## What to work on
Repeat every record below exactly as it appears.

──────── Available records ────────

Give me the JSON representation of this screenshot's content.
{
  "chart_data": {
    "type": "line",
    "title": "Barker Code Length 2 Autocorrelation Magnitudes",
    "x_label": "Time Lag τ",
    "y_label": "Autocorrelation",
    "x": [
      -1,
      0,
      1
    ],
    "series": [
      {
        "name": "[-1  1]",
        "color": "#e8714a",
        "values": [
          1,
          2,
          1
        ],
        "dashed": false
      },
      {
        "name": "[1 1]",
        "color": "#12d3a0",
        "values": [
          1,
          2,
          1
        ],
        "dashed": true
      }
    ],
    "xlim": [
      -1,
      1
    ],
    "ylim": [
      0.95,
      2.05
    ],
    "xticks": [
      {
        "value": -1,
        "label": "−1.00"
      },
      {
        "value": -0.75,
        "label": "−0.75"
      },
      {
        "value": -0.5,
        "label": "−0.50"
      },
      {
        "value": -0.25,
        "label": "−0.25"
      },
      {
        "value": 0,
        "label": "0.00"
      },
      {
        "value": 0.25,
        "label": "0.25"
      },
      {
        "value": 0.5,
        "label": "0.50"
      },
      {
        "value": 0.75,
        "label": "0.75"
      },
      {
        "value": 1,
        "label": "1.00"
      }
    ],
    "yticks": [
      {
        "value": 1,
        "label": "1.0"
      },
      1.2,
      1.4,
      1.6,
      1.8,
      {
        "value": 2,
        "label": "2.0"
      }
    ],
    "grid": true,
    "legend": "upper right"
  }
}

────────

## Answer to this exercise
Give me the JSON representation of this screenshot's content.
{
  "chart_data": {
    "type": "line",
    "title": "Barker Code Length 2 Autocorrelation Magnitudes",
    "x_label": "Time Lag τ",
    "y_label": "Autocorrelation",
    "x": [
      -1,
      0,
      1
    ],
    "series": [
      {
        "name": "[-1  1]",
        "color": "#e8714a",
        "values": [
          1,
          2,
          1
        ],
        "dashed": false
      },
      {
        "name": "[1 1]",
        "color": "#12d3a0",
        "values": [
          1,
          2,
          1
        ],
        "dashed": true
      }
    ],
    "xlim": [
      -1,
      1
    ],
    "ylim": [
      0.95,
      2.05
    ],
    "xticks": [
      {
        "value": -1,
        "label": "−1.00"
      },
      {
        "value": -0.75,
        "label": "−0.75"
      },
      {
        "value": -0.5,
        "label": "−0.50"
      },
      {
        "value": -0.25,
        "label": "−0.25"
      },
      {
        "value": 0,
        "label": "0.00"
      },
      {
        "value": 0.25,
        "label": "0.25"
      },
      {
        "value": 0.5,
        "label": "0.50"
      },
      {
        "value": 0.75,
        "label": "0.75"
      },
      {
        "value": 1,
        "label": "1.00"
      }
    ],
    "yticks": [
      {
        "value": 1,
        "label": "1.0"
      },
      1.2,
      1.4,
      1.6,
      1.8,
      {
        "value": 2,
        "label": "2.0"
      }
    ],
    "grid": true,
    "legend": "upper right"
  }
}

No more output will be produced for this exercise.